A block of data:
※ ※ ※

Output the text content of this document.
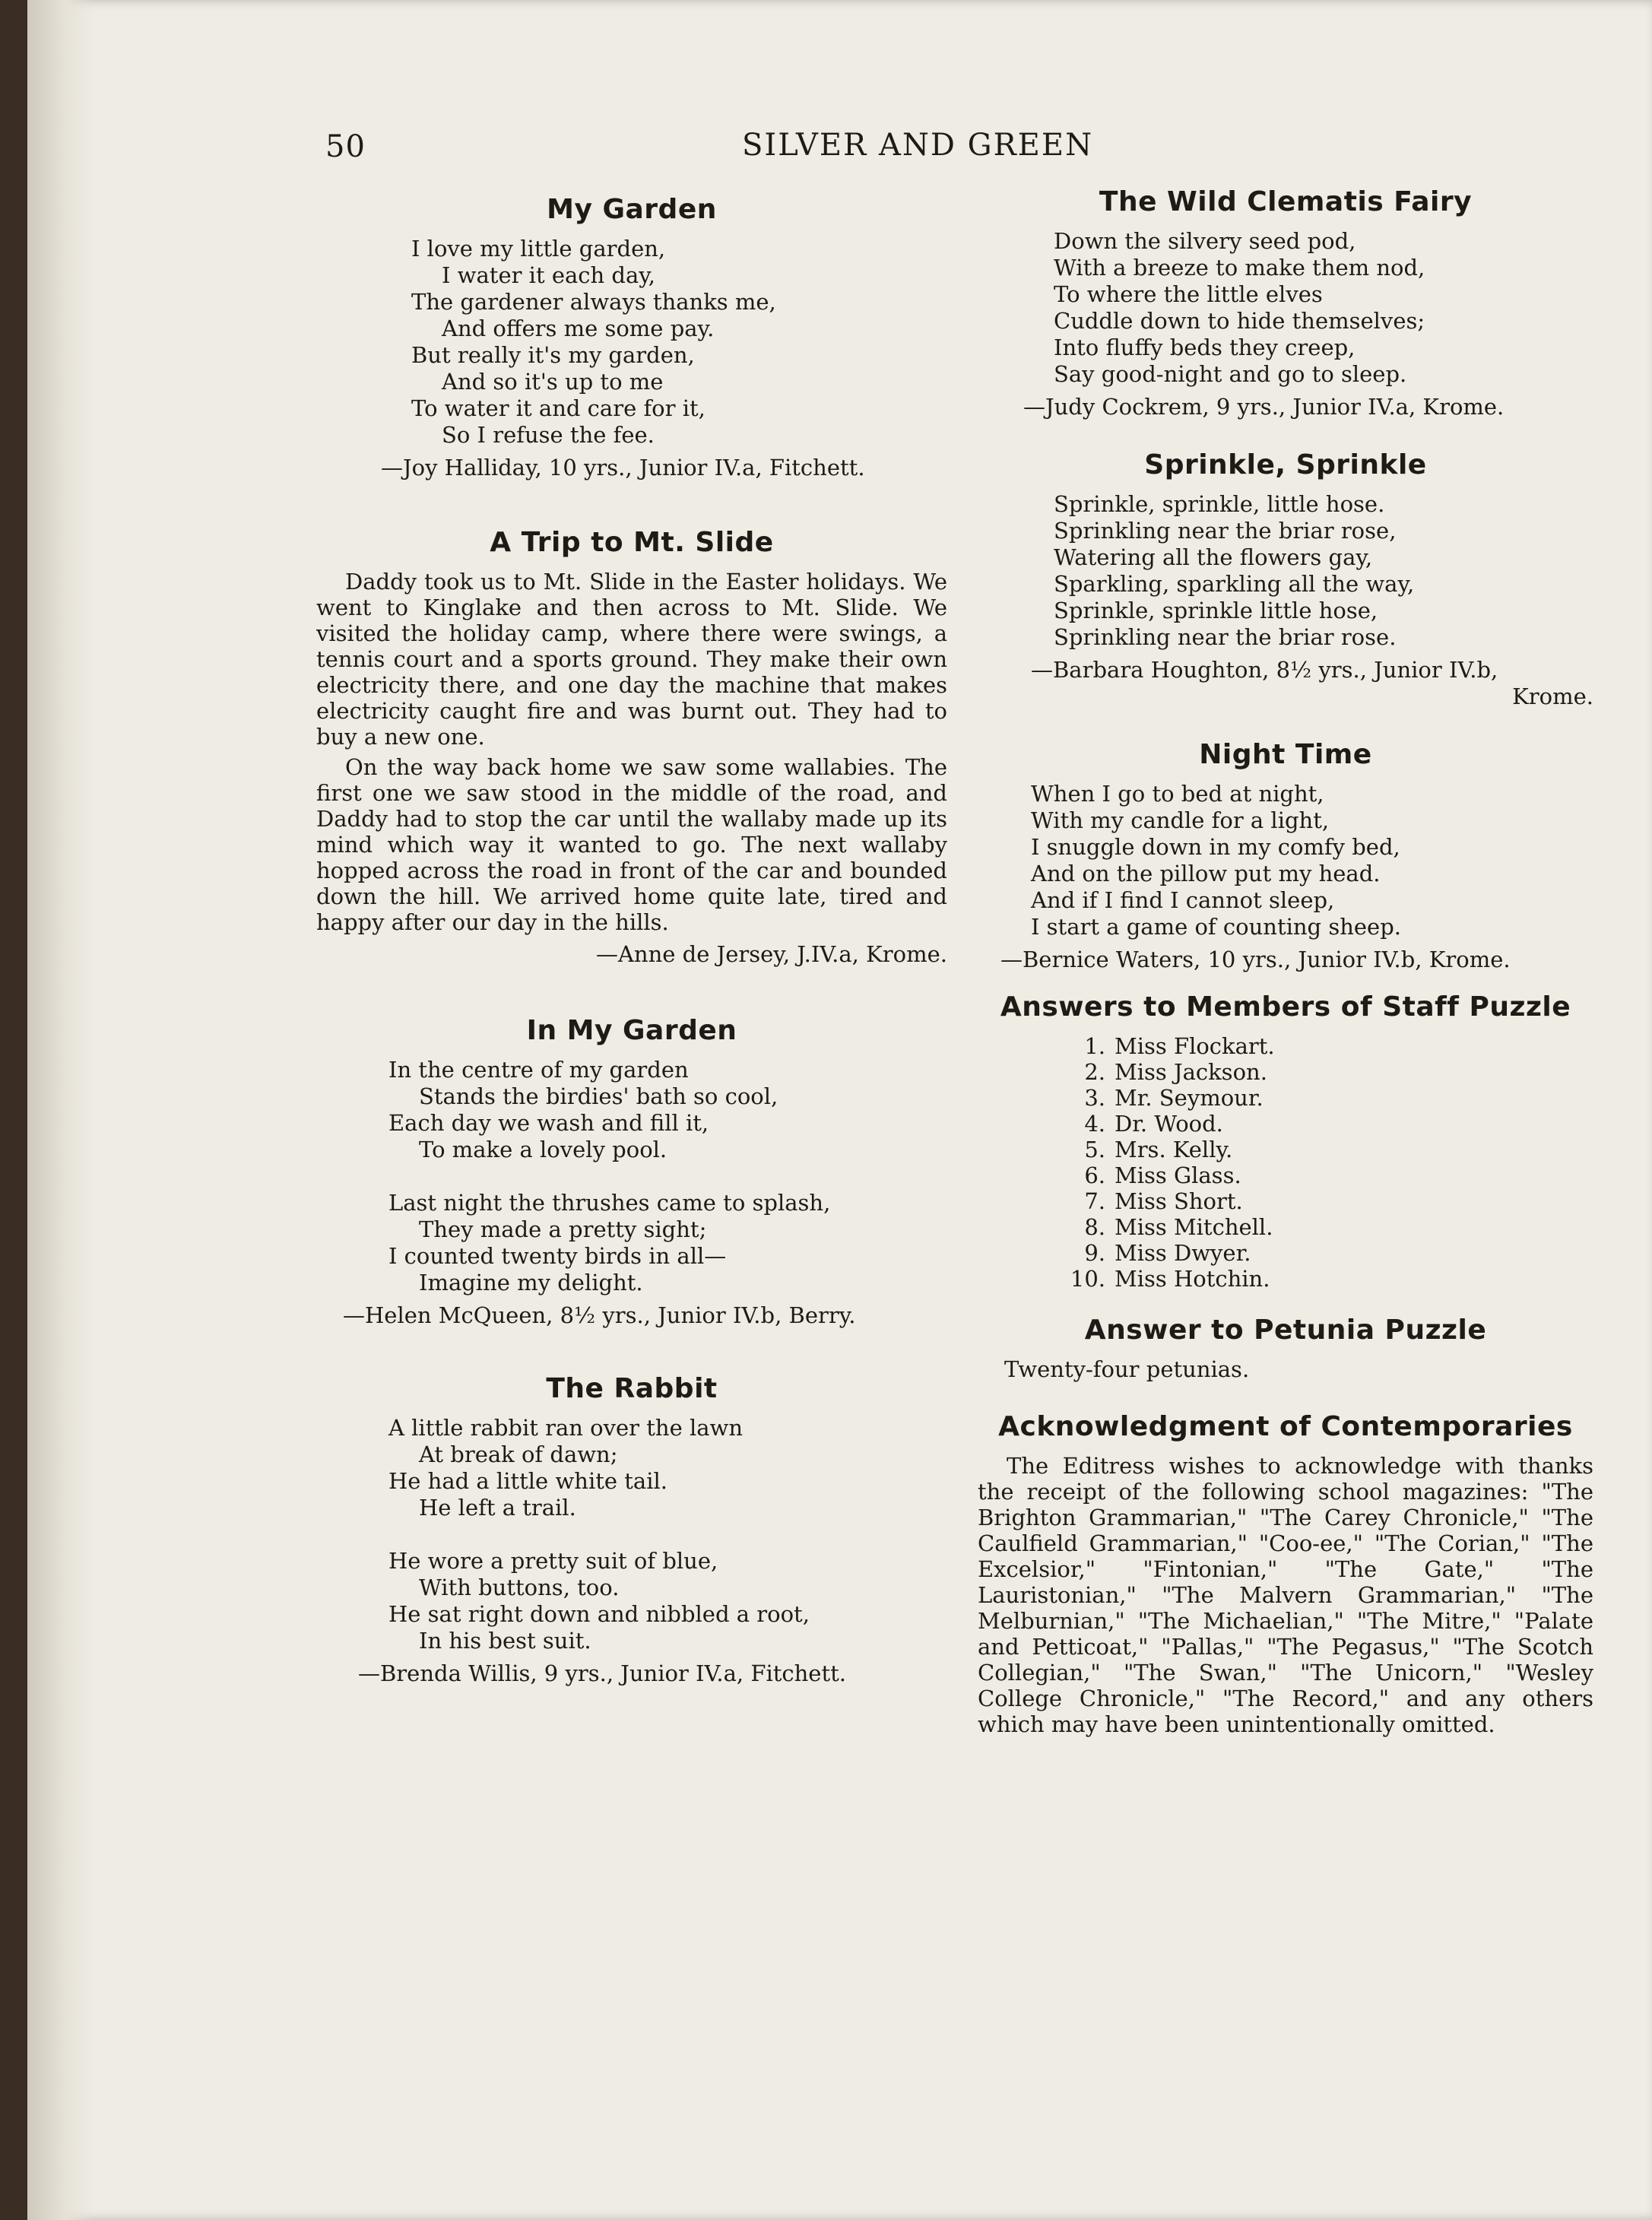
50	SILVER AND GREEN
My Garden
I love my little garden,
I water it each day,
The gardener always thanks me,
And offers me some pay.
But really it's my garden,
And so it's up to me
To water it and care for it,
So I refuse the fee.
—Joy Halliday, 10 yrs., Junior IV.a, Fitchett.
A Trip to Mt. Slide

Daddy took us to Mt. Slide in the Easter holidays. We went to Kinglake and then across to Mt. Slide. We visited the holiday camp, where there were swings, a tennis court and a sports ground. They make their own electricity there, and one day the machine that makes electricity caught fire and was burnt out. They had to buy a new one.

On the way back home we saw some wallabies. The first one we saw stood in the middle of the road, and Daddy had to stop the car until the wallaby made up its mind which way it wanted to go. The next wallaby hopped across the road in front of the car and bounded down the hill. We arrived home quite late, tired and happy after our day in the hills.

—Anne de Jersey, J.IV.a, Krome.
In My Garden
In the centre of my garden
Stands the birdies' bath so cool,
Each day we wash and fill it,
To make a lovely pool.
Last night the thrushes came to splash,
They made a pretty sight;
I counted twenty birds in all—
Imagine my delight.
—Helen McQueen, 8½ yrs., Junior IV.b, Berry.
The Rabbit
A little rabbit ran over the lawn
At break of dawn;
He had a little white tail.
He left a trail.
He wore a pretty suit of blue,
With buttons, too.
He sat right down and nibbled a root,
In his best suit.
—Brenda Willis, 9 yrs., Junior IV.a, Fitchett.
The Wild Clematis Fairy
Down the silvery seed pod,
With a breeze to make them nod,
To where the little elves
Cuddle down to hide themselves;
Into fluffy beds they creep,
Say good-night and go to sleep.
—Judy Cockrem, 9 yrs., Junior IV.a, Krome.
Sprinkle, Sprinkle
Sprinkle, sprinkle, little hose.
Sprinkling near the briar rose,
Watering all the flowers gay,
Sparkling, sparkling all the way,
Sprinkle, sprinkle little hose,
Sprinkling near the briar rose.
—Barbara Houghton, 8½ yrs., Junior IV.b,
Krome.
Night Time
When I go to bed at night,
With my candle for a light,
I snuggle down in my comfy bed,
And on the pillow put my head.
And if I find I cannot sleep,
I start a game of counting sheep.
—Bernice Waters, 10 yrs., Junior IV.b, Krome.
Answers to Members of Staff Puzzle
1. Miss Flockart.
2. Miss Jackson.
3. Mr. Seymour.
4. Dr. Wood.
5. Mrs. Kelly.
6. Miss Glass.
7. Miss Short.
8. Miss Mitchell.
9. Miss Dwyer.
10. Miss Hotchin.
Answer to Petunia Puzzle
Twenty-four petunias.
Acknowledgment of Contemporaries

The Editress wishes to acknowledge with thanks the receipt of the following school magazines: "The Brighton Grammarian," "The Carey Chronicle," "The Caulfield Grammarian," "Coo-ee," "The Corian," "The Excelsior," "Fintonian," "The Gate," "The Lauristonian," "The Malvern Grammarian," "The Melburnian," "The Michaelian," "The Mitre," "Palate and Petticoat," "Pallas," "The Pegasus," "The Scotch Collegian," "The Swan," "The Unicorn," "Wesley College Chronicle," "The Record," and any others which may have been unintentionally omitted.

※ ※ ※

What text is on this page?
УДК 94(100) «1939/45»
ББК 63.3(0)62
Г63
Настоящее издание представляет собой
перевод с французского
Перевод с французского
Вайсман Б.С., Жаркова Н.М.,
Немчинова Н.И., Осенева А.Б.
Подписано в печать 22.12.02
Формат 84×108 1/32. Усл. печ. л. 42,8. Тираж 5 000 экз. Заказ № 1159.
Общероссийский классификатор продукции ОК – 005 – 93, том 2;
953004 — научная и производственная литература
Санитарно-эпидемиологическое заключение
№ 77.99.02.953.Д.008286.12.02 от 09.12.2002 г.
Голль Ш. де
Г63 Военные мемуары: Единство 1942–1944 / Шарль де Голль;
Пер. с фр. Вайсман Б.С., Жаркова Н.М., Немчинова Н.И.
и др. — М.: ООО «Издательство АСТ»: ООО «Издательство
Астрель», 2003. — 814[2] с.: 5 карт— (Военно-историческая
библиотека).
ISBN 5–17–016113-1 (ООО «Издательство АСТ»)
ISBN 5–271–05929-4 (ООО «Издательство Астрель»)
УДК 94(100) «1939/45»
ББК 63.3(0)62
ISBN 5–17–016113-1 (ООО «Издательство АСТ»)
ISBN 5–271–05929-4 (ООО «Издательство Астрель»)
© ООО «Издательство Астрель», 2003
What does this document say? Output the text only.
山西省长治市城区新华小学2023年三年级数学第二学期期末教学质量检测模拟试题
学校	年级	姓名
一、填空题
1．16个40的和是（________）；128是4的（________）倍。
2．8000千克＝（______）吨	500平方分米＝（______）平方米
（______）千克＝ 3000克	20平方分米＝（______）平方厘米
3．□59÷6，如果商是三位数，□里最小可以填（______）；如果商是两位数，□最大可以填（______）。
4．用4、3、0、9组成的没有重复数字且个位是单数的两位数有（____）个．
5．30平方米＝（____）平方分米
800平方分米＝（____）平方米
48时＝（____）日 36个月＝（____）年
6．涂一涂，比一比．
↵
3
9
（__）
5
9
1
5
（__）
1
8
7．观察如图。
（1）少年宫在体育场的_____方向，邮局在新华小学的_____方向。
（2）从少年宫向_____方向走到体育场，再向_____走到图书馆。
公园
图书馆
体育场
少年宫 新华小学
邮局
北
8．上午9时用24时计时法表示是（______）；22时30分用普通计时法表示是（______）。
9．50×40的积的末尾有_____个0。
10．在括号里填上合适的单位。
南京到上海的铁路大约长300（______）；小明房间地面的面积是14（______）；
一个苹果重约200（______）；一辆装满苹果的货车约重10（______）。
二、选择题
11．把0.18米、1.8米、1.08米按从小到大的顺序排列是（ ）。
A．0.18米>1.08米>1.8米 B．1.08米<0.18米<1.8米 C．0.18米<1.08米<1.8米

※ ※ ※

**WHAT THIS TASK INVOLVES:** Read the data above and pull out each line that holds the string "Sprinkle".

**RIGHT ANSWER:**
Sprinkle, Sprinkle
Sprinkle, sprinkle, little hose.
Sprinkle, sprinkle little hose,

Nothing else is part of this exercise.